EXERCISE TASK:
Copy out every line containing the word "title".

INPUT RECORDS:
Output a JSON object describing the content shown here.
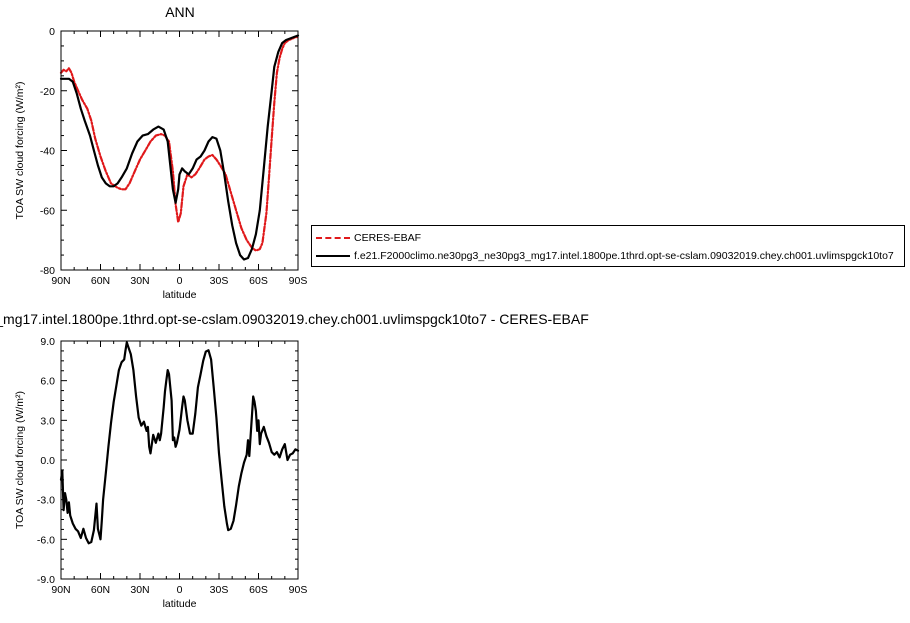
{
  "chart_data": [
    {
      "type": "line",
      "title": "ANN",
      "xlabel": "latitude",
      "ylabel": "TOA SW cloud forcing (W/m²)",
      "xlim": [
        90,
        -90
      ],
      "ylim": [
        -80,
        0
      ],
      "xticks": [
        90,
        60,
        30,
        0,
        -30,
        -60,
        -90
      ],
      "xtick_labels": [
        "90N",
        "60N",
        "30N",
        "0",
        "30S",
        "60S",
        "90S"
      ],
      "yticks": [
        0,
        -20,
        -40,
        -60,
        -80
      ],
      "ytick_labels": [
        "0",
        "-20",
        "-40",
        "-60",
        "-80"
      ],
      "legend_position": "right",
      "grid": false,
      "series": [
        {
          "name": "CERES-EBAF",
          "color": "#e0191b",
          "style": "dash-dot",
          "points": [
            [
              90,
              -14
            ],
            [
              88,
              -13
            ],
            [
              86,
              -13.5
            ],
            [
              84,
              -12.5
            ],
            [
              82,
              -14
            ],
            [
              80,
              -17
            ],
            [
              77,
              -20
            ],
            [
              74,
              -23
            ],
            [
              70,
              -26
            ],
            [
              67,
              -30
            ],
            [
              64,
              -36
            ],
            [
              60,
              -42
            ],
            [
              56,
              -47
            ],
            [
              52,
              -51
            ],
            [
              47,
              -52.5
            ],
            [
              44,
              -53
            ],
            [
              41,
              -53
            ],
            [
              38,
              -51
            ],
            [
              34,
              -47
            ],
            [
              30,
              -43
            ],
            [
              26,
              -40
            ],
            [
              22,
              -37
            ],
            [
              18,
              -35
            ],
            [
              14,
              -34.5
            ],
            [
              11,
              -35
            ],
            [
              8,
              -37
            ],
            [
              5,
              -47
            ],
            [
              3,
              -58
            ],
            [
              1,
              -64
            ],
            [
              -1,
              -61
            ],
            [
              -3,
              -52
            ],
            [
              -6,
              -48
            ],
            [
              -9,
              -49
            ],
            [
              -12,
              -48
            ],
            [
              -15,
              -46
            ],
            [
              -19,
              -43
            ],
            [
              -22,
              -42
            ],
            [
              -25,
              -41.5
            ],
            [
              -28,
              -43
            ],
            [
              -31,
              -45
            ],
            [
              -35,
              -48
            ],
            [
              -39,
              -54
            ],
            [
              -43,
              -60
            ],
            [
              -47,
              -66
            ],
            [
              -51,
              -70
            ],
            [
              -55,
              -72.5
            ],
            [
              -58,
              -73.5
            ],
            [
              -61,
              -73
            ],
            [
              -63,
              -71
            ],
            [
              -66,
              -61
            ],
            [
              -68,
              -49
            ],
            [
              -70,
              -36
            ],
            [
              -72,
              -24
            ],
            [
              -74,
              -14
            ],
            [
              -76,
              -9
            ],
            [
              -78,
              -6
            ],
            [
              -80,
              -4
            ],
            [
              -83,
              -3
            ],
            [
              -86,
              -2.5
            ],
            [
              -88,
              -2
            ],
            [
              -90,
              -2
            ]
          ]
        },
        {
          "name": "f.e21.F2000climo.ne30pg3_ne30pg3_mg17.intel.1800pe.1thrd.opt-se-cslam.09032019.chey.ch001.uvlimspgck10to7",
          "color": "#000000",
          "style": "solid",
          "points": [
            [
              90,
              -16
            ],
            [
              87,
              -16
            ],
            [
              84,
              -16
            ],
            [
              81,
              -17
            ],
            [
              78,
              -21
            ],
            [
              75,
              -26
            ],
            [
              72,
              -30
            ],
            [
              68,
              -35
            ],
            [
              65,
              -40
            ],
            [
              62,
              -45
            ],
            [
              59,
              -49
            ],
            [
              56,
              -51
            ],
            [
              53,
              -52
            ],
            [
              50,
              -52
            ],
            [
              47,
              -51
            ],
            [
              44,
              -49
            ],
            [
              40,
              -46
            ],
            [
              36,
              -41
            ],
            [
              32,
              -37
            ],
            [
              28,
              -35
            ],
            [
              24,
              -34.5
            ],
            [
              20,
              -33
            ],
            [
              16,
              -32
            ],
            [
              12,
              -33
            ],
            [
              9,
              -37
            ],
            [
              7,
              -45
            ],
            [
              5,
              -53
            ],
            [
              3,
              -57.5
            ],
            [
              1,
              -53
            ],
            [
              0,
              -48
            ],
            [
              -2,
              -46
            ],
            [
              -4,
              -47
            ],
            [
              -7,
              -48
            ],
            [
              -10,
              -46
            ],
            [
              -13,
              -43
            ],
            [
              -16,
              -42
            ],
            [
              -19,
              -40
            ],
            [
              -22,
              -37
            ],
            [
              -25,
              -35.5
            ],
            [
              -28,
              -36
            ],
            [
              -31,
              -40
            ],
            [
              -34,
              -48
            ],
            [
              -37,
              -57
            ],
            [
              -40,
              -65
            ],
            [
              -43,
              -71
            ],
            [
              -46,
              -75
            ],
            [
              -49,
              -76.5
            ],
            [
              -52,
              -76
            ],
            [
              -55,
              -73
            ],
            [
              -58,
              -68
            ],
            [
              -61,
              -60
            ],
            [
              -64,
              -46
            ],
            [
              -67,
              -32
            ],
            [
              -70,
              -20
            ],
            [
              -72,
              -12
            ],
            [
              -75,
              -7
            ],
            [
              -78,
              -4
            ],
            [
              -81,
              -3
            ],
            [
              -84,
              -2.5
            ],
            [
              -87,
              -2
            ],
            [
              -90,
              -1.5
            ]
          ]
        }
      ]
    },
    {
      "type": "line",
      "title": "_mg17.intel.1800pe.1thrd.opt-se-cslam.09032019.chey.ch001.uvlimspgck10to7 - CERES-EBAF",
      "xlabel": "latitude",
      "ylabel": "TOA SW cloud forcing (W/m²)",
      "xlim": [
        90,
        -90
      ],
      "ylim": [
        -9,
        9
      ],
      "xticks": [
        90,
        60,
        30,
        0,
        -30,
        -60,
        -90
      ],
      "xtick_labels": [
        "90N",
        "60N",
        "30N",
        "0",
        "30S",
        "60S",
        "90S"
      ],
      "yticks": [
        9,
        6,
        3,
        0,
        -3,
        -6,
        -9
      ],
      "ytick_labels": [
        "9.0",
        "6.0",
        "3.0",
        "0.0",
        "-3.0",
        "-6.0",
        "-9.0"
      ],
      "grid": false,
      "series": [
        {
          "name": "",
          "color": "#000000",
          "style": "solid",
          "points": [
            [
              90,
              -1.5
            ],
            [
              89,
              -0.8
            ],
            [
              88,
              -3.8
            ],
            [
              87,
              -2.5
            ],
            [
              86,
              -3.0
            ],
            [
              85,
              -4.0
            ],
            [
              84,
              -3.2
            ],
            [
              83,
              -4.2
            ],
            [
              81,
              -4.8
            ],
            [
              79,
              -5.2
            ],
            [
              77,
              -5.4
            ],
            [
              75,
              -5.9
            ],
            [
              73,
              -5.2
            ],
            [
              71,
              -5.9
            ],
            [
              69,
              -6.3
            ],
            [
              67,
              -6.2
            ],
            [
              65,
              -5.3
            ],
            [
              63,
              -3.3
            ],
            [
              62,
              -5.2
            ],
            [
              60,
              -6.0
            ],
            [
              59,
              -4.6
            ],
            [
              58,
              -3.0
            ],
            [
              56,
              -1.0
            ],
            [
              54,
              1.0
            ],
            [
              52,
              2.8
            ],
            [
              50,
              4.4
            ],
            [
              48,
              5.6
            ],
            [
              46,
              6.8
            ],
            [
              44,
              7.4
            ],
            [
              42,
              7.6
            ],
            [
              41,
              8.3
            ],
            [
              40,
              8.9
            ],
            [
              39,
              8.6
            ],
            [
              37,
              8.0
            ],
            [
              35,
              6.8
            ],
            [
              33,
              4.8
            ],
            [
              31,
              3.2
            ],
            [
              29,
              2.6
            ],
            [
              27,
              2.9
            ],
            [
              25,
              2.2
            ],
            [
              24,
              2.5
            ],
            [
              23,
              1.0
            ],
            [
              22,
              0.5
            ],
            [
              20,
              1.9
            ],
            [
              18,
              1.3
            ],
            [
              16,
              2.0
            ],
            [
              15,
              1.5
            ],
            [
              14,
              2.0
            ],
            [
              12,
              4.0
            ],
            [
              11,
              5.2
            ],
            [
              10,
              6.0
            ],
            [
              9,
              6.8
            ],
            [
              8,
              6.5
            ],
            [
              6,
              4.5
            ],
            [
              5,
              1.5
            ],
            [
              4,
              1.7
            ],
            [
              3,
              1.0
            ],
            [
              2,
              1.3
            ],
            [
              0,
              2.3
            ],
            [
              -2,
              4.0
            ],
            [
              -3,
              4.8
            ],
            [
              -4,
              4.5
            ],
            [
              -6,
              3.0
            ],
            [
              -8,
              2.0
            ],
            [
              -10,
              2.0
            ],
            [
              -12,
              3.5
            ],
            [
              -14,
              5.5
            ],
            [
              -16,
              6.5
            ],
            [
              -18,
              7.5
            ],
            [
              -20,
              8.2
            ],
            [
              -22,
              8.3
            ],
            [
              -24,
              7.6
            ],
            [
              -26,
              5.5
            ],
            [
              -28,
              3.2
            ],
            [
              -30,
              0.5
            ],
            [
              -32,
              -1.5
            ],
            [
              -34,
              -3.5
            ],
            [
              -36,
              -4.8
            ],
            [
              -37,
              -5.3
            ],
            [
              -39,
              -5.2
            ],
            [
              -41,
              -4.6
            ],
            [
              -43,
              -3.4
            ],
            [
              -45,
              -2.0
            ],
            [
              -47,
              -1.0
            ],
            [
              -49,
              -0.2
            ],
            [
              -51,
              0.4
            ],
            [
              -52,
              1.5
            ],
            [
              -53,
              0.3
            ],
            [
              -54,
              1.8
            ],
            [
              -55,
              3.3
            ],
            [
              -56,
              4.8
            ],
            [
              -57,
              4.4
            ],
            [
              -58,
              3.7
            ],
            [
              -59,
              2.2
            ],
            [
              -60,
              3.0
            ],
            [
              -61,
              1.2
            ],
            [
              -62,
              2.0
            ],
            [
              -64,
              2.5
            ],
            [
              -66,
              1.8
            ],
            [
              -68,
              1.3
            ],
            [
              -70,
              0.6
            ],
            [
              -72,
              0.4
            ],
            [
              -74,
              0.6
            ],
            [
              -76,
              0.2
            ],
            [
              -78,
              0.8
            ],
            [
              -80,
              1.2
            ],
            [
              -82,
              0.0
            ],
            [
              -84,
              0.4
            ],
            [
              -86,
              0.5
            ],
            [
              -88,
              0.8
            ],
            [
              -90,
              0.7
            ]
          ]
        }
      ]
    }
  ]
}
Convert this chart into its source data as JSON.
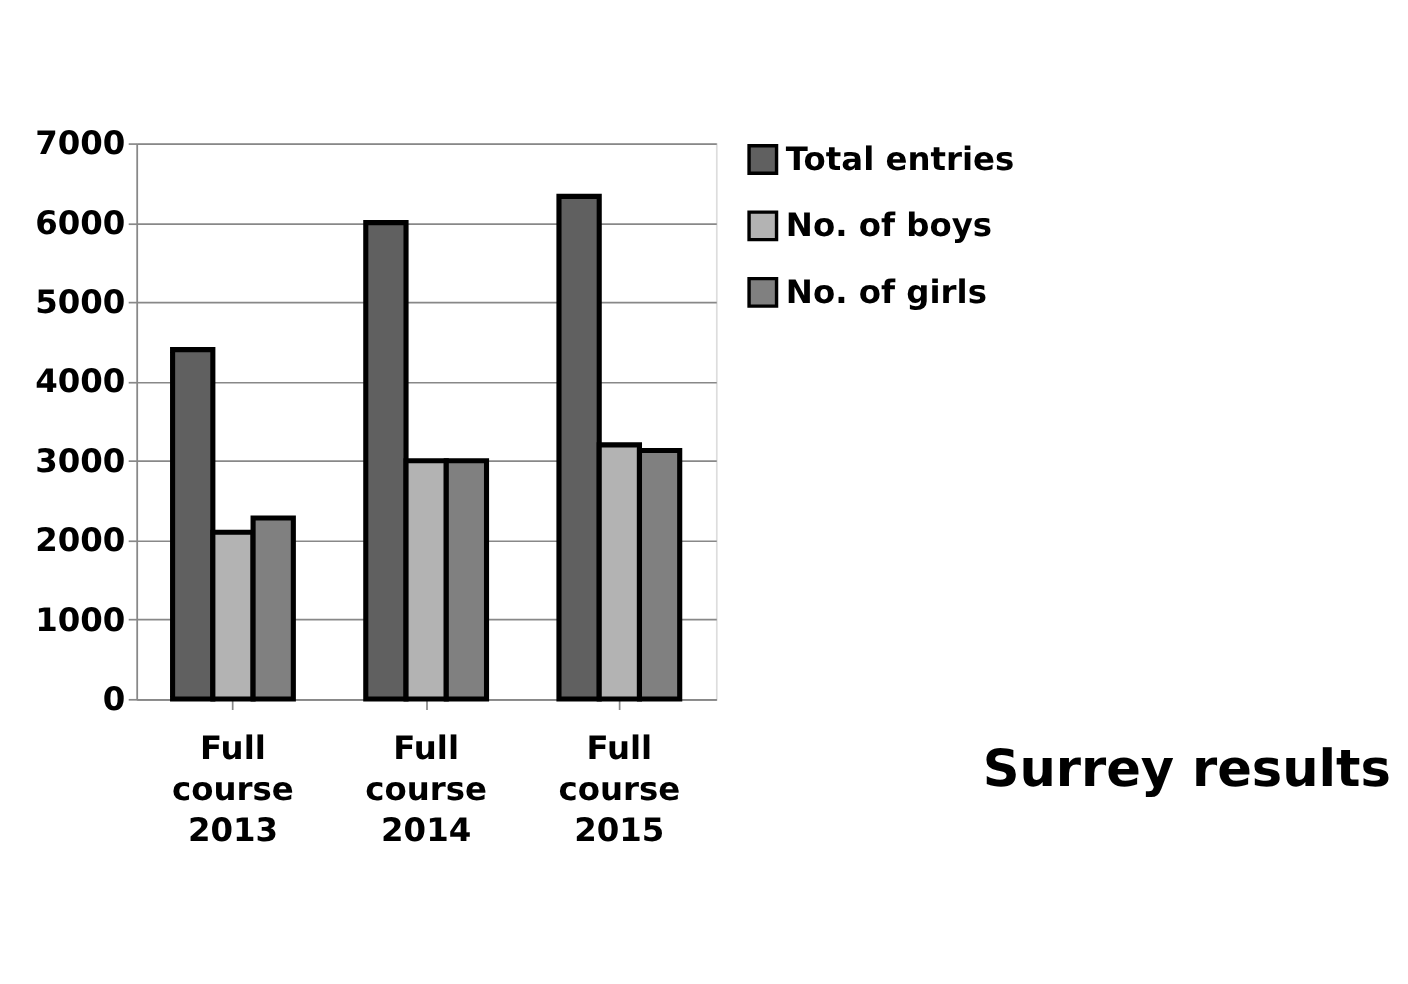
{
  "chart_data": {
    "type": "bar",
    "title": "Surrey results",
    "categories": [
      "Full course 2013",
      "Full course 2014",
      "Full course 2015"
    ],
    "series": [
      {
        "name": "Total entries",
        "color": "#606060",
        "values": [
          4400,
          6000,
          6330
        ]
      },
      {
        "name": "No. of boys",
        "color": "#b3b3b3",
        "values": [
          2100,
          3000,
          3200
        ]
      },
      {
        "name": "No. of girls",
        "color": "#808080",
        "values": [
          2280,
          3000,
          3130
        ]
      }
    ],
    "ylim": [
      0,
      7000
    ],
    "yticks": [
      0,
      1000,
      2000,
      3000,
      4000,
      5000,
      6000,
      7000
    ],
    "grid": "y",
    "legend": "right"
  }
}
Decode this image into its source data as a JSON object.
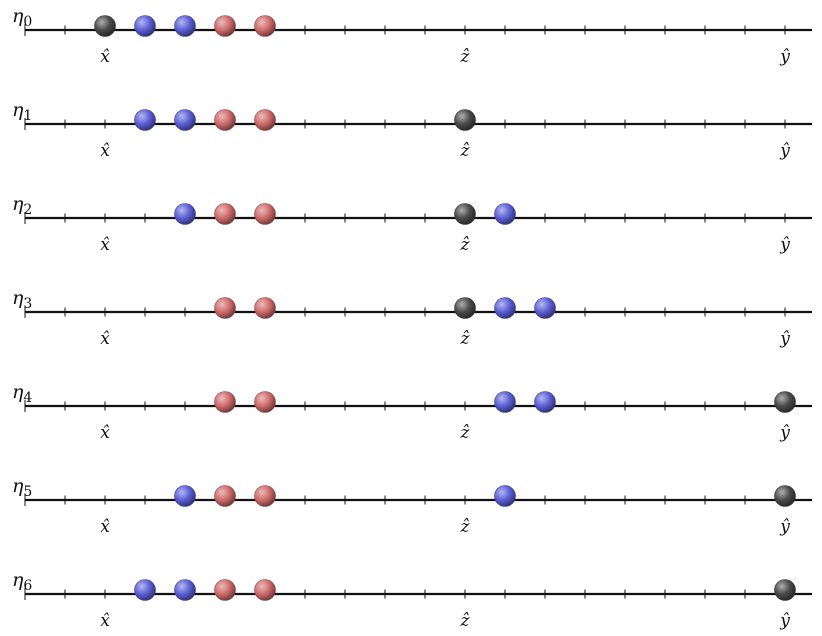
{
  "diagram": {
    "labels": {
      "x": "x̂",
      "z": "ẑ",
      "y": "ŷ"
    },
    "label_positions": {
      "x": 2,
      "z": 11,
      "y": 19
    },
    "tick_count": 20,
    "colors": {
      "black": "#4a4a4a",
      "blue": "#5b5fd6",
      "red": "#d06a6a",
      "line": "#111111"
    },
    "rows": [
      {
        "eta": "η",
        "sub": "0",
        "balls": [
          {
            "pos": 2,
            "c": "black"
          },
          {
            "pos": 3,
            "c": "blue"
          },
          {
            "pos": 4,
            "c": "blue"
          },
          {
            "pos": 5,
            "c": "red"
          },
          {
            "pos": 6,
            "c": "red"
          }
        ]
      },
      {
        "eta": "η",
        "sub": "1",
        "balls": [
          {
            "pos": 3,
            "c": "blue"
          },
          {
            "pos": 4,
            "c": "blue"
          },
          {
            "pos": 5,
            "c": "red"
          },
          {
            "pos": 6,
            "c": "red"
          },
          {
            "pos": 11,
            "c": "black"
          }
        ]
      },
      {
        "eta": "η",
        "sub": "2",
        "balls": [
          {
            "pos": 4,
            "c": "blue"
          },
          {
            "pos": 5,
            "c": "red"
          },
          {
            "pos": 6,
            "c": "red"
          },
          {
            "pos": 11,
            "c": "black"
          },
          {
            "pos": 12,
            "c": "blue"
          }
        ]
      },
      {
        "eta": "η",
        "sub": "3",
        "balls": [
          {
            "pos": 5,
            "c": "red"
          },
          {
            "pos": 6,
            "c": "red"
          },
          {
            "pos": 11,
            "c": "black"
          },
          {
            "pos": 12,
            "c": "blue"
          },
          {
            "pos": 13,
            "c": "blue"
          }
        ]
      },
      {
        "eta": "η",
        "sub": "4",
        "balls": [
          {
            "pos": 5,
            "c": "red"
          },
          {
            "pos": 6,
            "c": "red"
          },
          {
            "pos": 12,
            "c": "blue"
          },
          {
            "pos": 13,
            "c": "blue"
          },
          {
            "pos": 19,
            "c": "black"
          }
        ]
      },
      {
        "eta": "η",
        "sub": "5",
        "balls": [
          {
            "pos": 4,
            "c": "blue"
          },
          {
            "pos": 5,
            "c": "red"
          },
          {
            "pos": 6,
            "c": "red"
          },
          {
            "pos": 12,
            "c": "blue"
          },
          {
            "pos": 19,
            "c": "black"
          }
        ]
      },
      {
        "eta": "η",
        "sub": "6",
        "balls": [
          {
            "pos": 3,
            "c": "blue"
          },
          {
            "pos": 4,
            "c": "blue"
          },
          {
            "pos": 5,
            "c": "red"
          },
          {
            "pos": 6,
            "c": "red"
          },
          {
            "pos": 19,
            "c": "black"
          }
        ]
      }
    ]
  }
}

WORKED SOLUTION:
      "title": "ANN",
      "title": "_mg17.intel.1800pe.1thrd.opt-se-cslam.09032019.chey.ch001.uvlimspgck10to7 - CERES-EBAF",
    "title": "Surrey results",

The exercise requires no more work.